Each line containing the word "eller" needs to be copied.
━━━ ITEMS
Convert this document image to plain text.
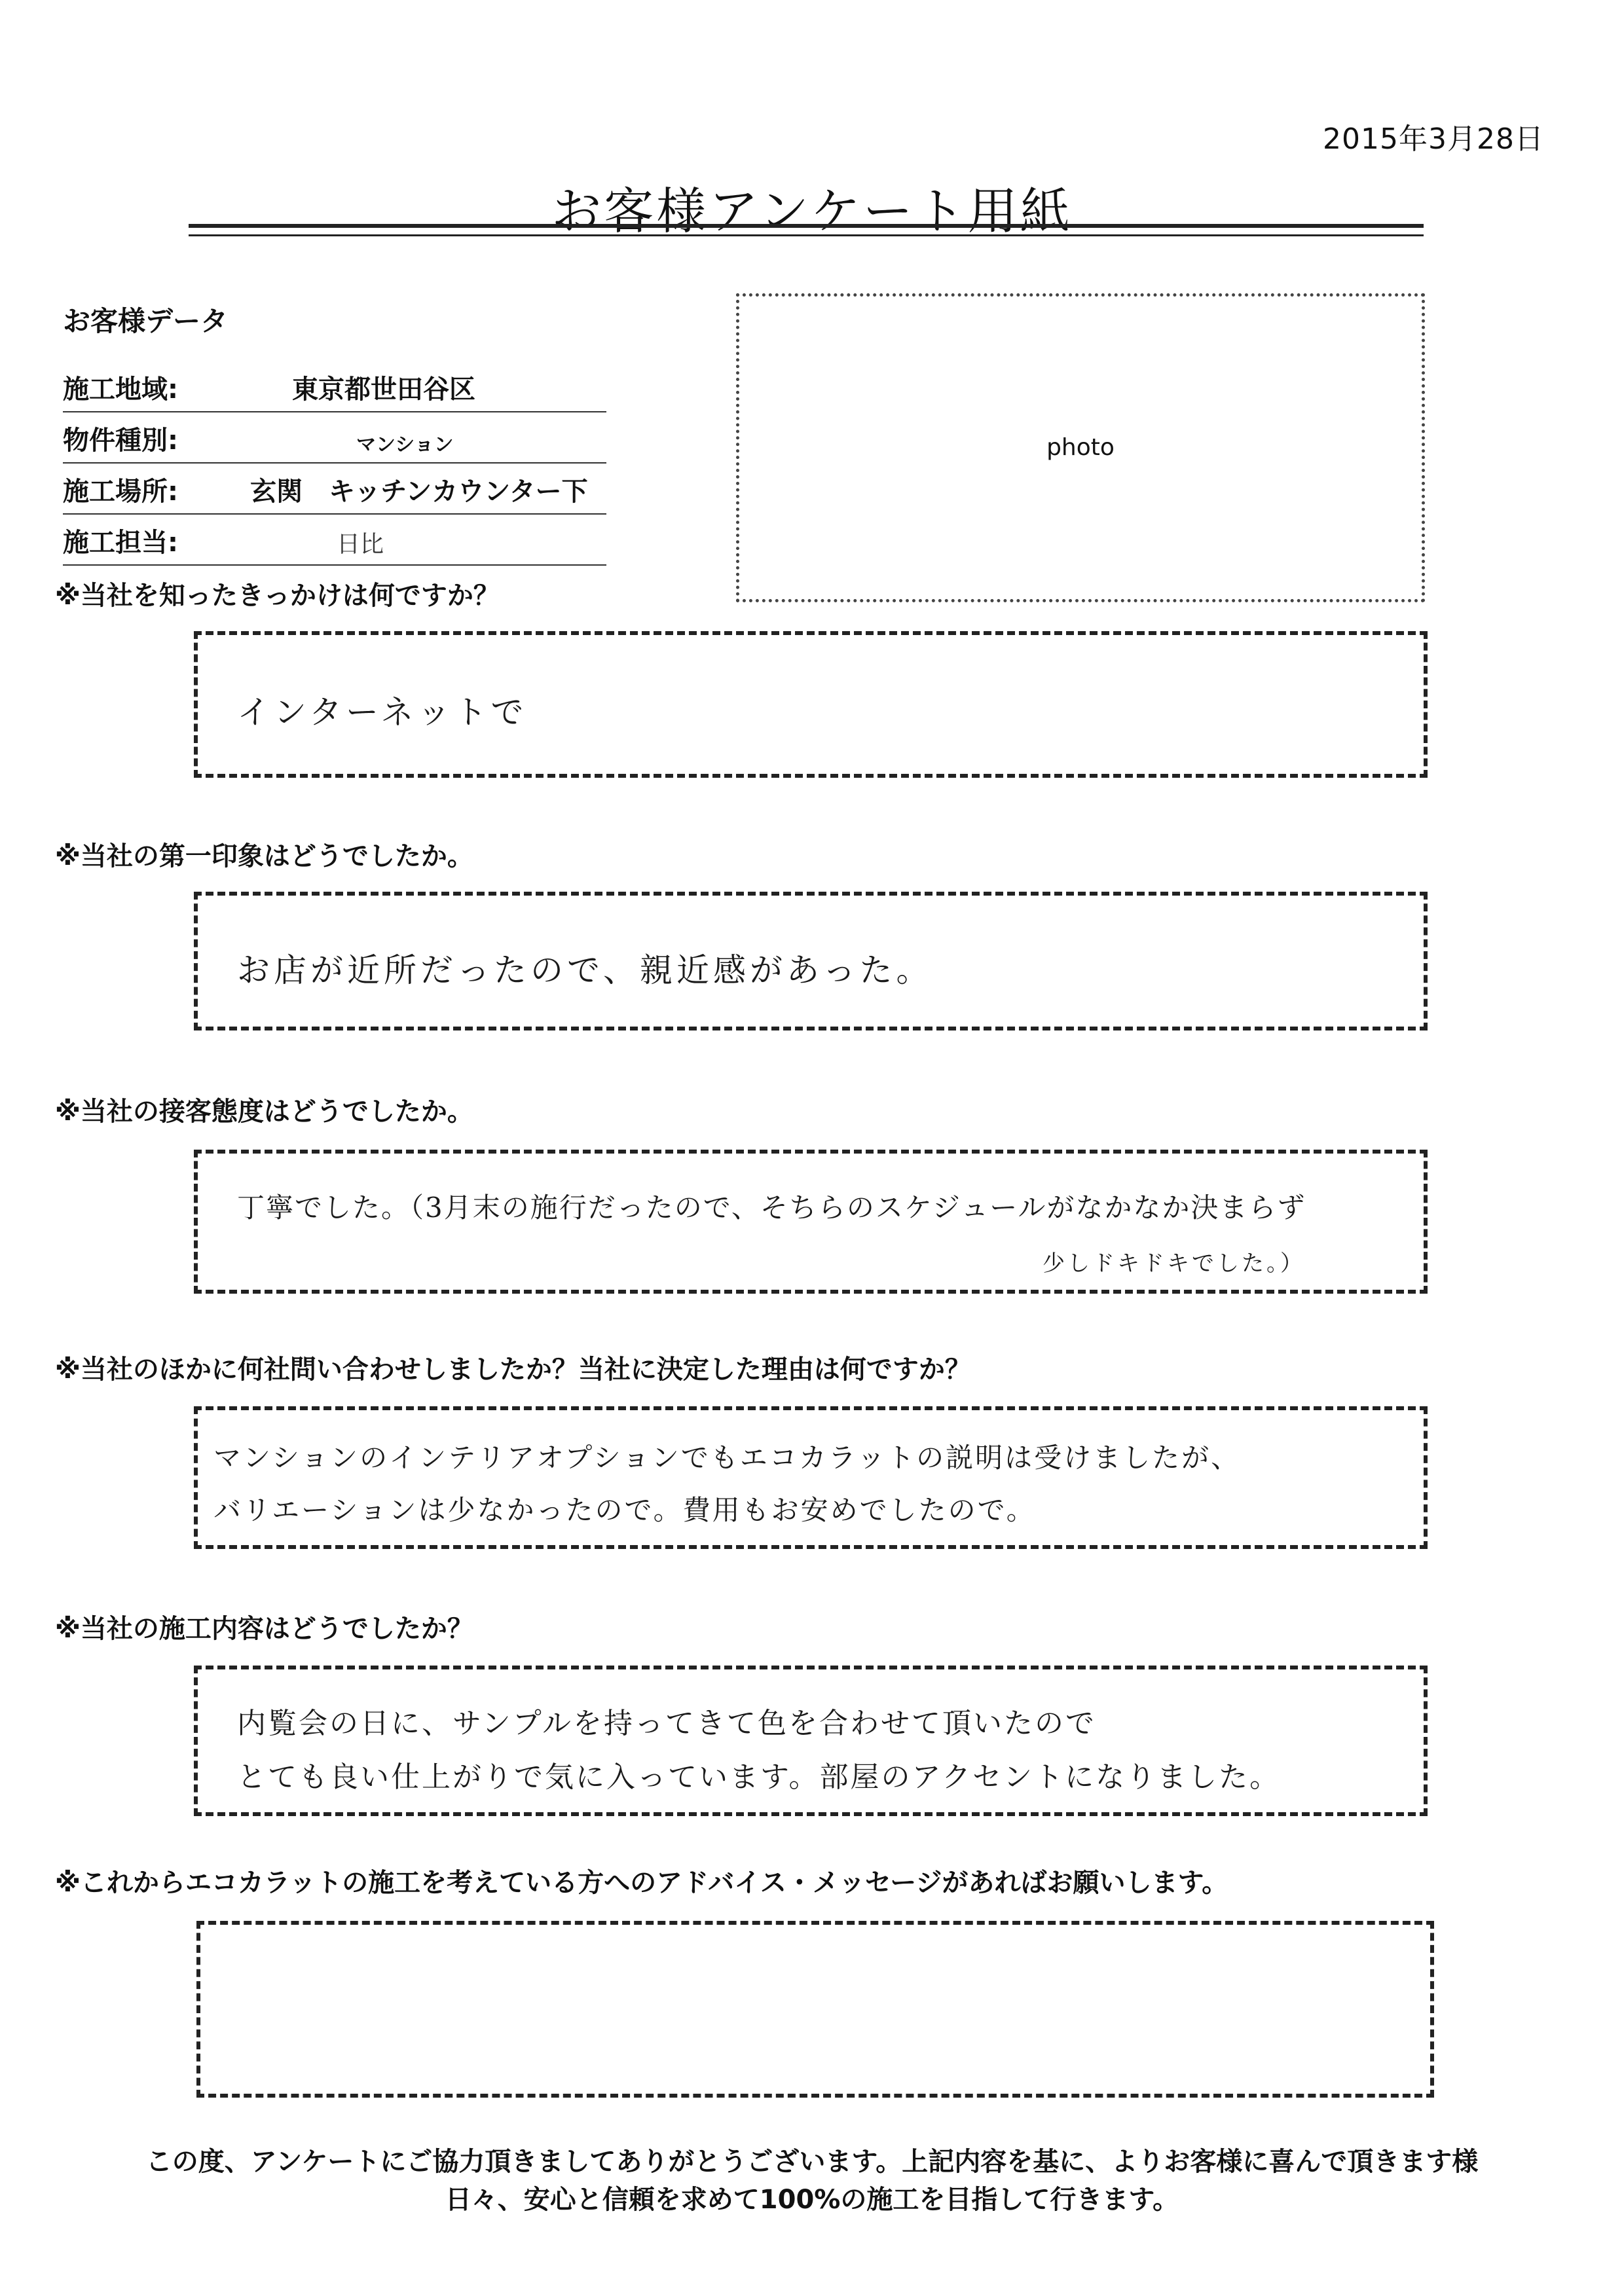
2015年3月28日
お客様アンケート用紙
お客様データ
施工地域:	東京都世田谷区
物件種別:	マンション
施工場所:	玄関　キッチンカウンター下
施工担当:	日比
photo
※当社を知ったきっかけは何ですか？
インターネットで
※当社の第一印象はどうでしたか。
お店が近所だったので、親近感があった。
※当社の接客態度はどうでしたか。
丁寧でした。（3月末の施行だったので、そちらのスケジュールがなかなか決まらず
少しドキドキでした。）
※当社のほかに何社問い合わせしましたか？当社に決定した理由は何ですか？
マンションのインテリアオプションでもエコカラットの説明は受けましたが、
バリエーションは少なかったので。費用もお安めでしたので。
※当社の施工内容はどうでしたか？
内覧会の日に、サンプルを持ってきて色を合わせて頂いたので
とても良い仕上がりで気に入っています。部屋のアクセントになりました。
※これからエコカラットの施工を考えている方へのアドバイス・メッセージがあればお願いします。
この度、アンケートにご協力頂きましてありがとうございます。上記内容を基に、よりお客様に喜んで頂きます様
日々、安心と信頼を求めて100%の施工を目指して行きます。
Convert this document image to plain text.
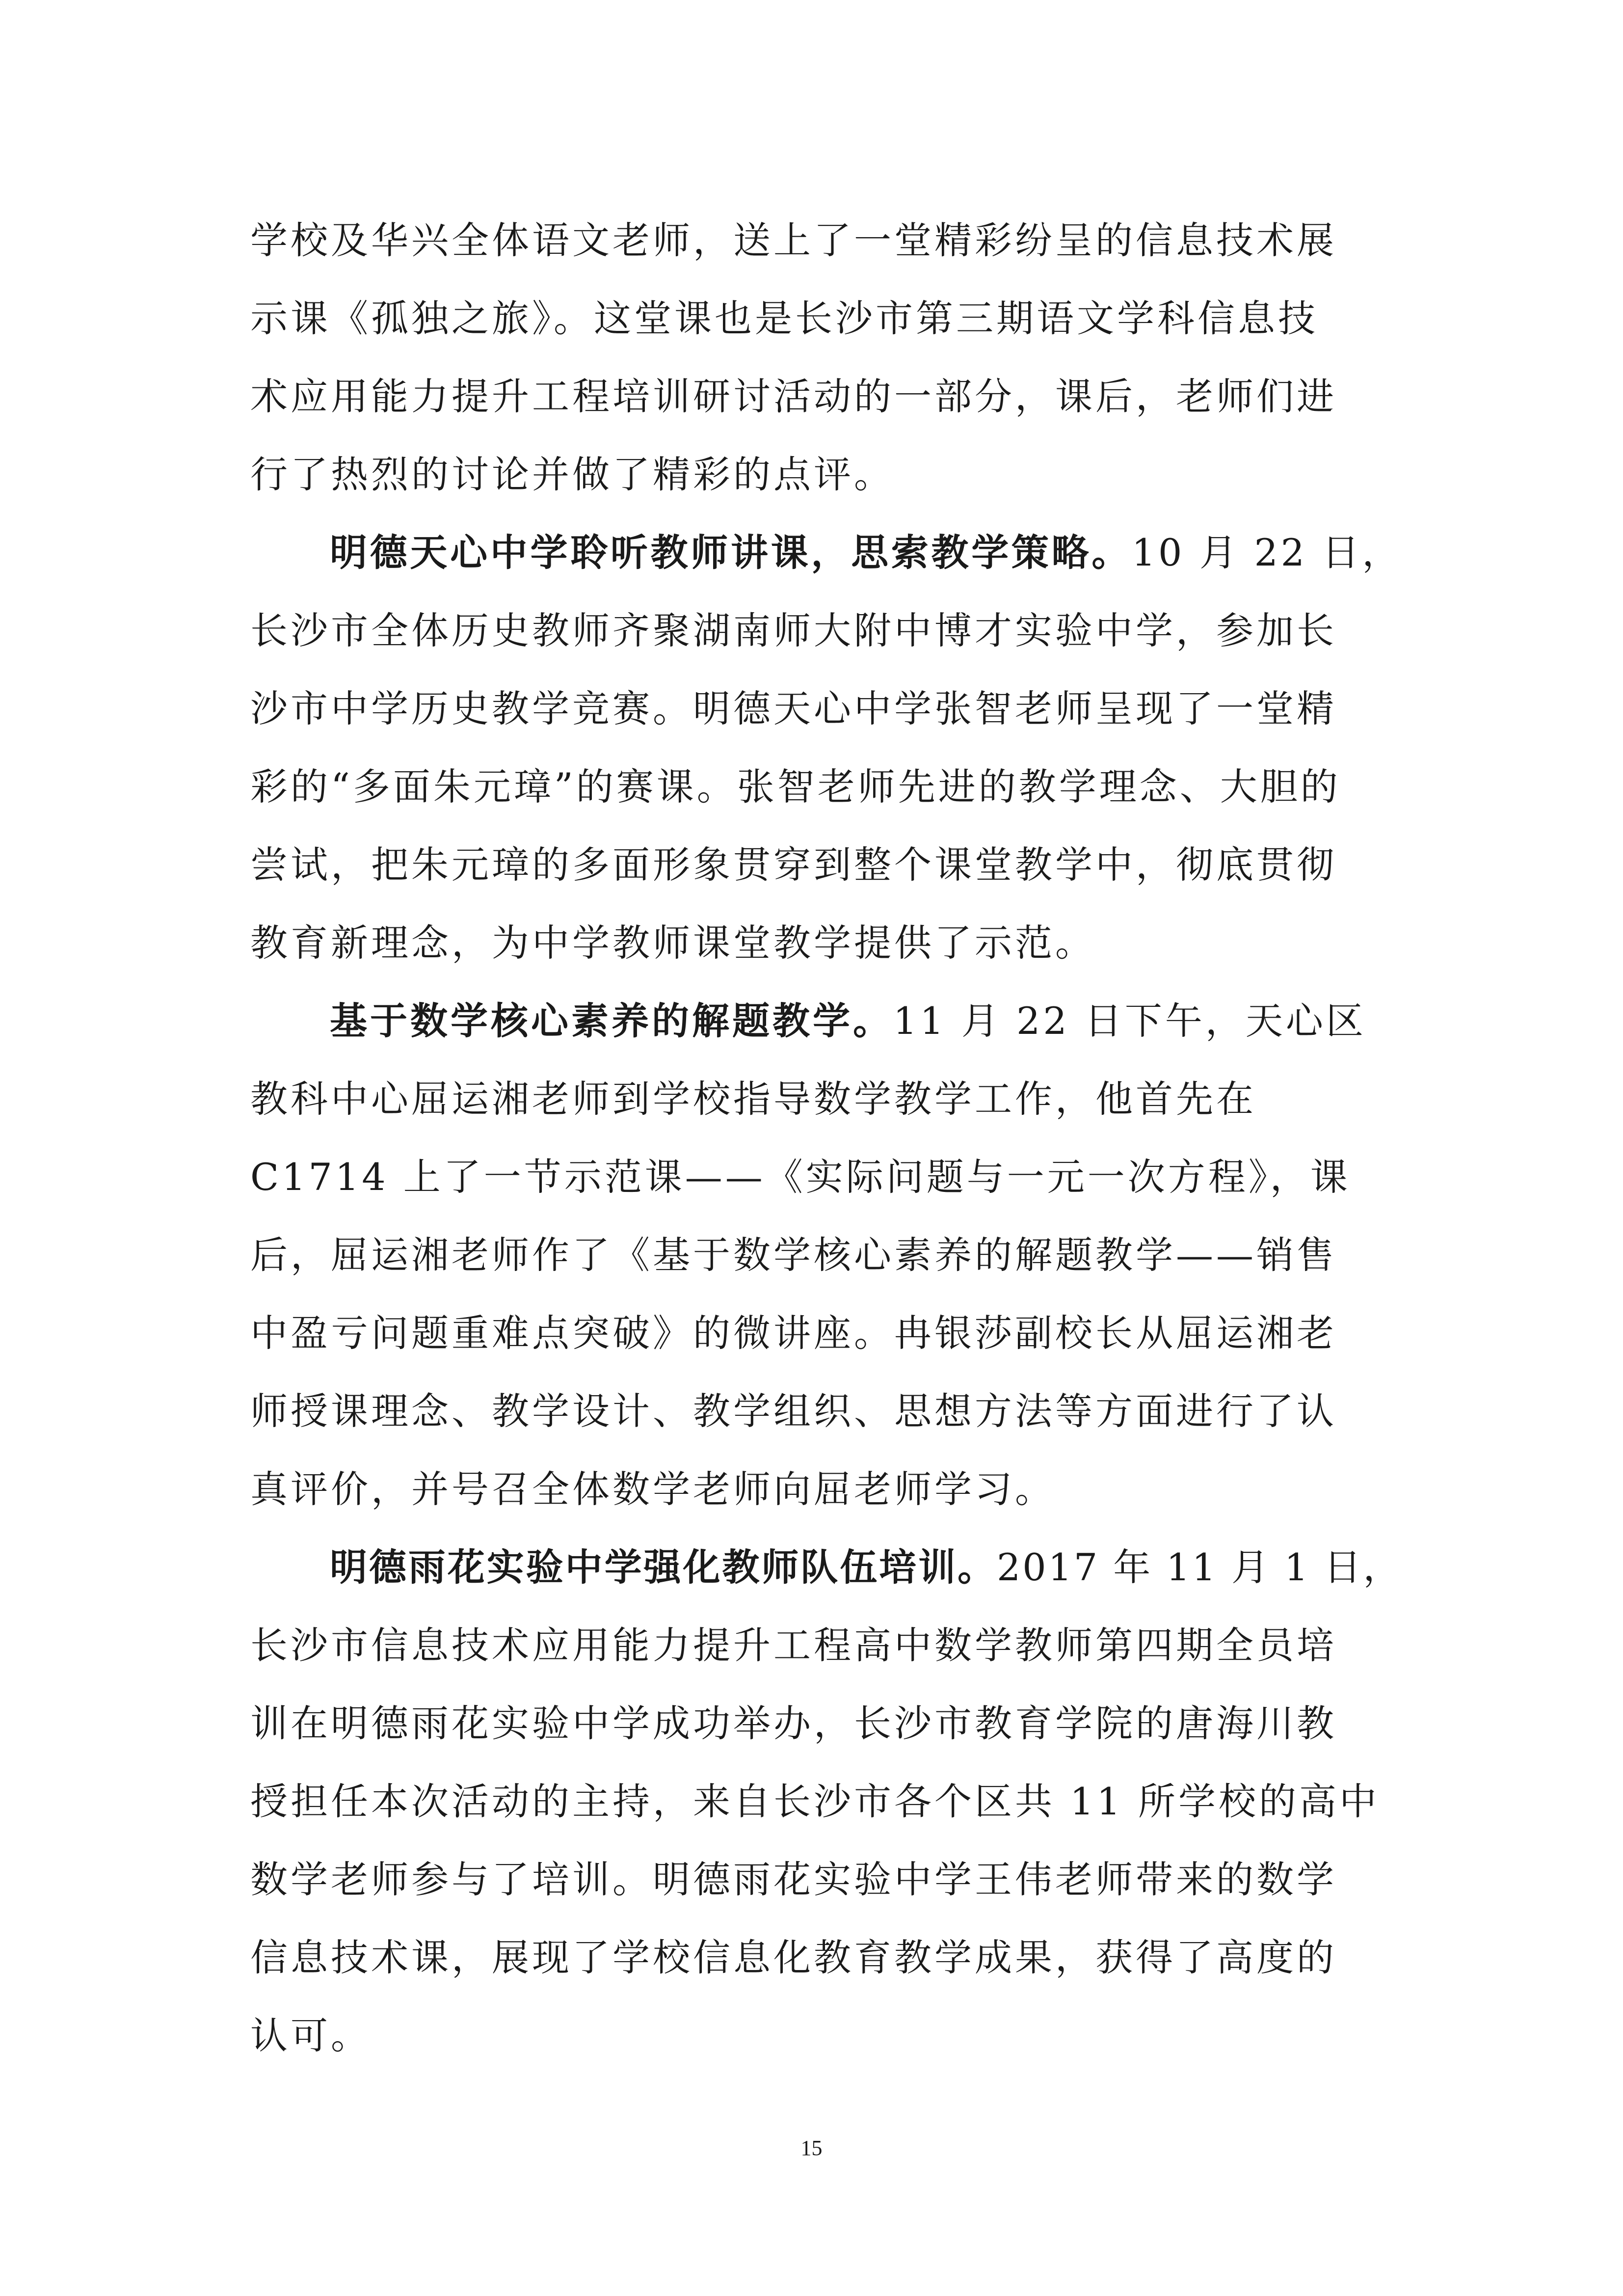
学校及华兴全体语文老师，送上了一堂精彩纷呈的信息技术展
示课《孤独之旅》。这堂课也是长沙市第三期语文学科信息技
术应用能力提升工程培训研讨活动的一部分，课后，老师们进
行了热烈的讨论并做了精彩的点评。
明德天心中学聆听教师讲课，思索教学策略。10 月 22 日，
长沙市全体历史教师齐聚湖南师大附中博才实验中学，参加长
沙市中学历史教学竞赛。明德天心中学张智老师呈现了一堂精
彩的“多面朱元璋”的赛课。张智老师先进的教学理念、大胆的
尝试，把朱元璋的多面形象贯穿到整个课堂教学中，彻底贯彻
教育新理念，为中学教师课堂教学提供了示范。
基于数学核心素养的解题教学。11 月 22 日下午，天心区
教科中心屈运湘老师到学校指导数学教学工作，他首先在
C1714 上了一节示范课——《实际问题与一元一次方程》，课
后，屈运湘老师作了《基于数学核心素养的解题教学——销售
中盈亏问题重难点突破》的微讲座。冉银莎副校长从屈运湘老
师授课理念、教学设计、教学组织、思想方法等方面进行了认
真评价，并号召全体数学老师向屈老师学习。
明德雨花实验中学强化教师队伍培训。2017 年 11 月 1 日，
长沙市信息技术应用能力提升工程高中数学教师第四期全员培
训在明德雨花实验中学成功举办，长沙市教育学院的唐海川教
授担任本次活动的主持，来自长沙市各个区共 11 所学校的高中
数学老师参与了培训。明德雨花实验中学王伟老师带来的数学
信息技术课，展现了学校信息化教育教学成果，获得了高度的
认可。
15
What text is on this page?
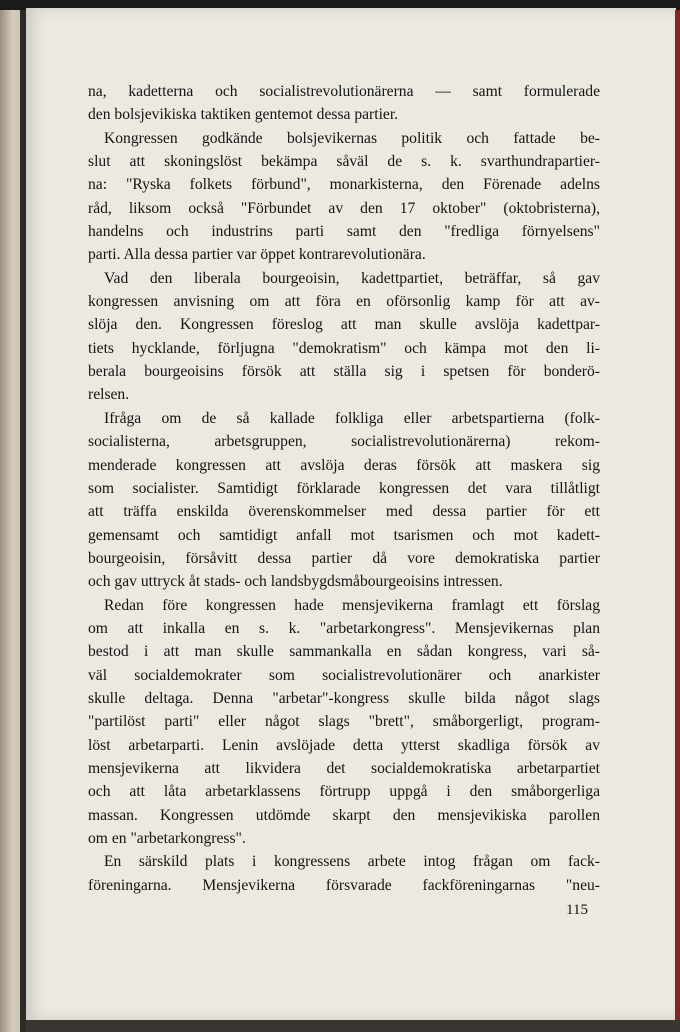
na, kadetterna och socialistrevolutionärerna — samt formulerade
den bolsjevikiska taktiken gentemot dessa partier.
Kongressen godkände bolsjevikernas politik och fattade be-
slut att skoningslöst bekämpa såväl de s. k. svarthundrapartier-
na: "Ryska folkets förbund", monarkisterna, den Förenade adelns
råd, liksom också "Förbundet av den 17 oktober" (oktobristerna),
handelns och industrins parti samt den "fredliga förnyelsens"
parti. Alla dessa partier var öppet kontrarevolutionära.
Vad den liberala bourgeoisin, kadettpartiet, beträffar, så gav
kongressen anvisning om att föra en oförsonlig kamp för att av-
slöja den. Kongressen föreslog att man skulle avslöja kadettpar-
tiets hycklande, förljugna "demokratism" och kämpa mot den li-
berala bourgeoisins försök att ställa sig i spetsen för bonderö-
relsen.
Ifråga om de så kallade folkliga eller arbetspartierna (folk-
socialisterna, arbetsgruppen, socialistrevolutionärerna) rekom-
menderade kongressen att avslöja deras försök att maskera sig
som socialister. Samtidigt förklarade kongressen det vara tillåtligt
att träffa enskilda överenskommelser med dessa partier för ett
gemensamt och samtidigt anfall mot tsarismen och mot kadett-
bourgeoisin, försåvitt dessa partier då vore demokratiska partier
och gav uttryck åt stads- och landsbygdsmåbourgeoisins intressen.
Redan före kongressen hade mensjevikerna framlagt ett förslag
om att inkalla en s. k. "arbetarkongress". Mensjevikernas plan
bestod i att man skulle sammankalla en sådan kongress, vari så-
väl socialdemokrater som socialistrevolutionärer och anarkister
skulle deltaga. Denna "arbetar"-kongress skulle bilda något slags
"partilöst parti" eller något slags "brett", småborgerligt, program-
löst arbetarparti. Lenin avslöjade detta ytterst skadliga försök av
mensjevikerna att likvidera det socialdemokratiska arbetarpartiet
och att låta arbetarklassens förtrupp uppgå i den småborgerliga
massan. Kongressen utdömde skarpt den mensjevikiska parollen
om en "arbetarkongress".
En särskild plats i kongressens arbete intog frågan om fack-
föreningarna. Mensjevikerna försvarade fackföreningarnas "neu-
115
━━━━━━
ANSWER:
Ifråga om de så kallade folkliga eller arbetspartierna (folk-
"partilöst parti" eller något slags "brett", småborgerligt, program-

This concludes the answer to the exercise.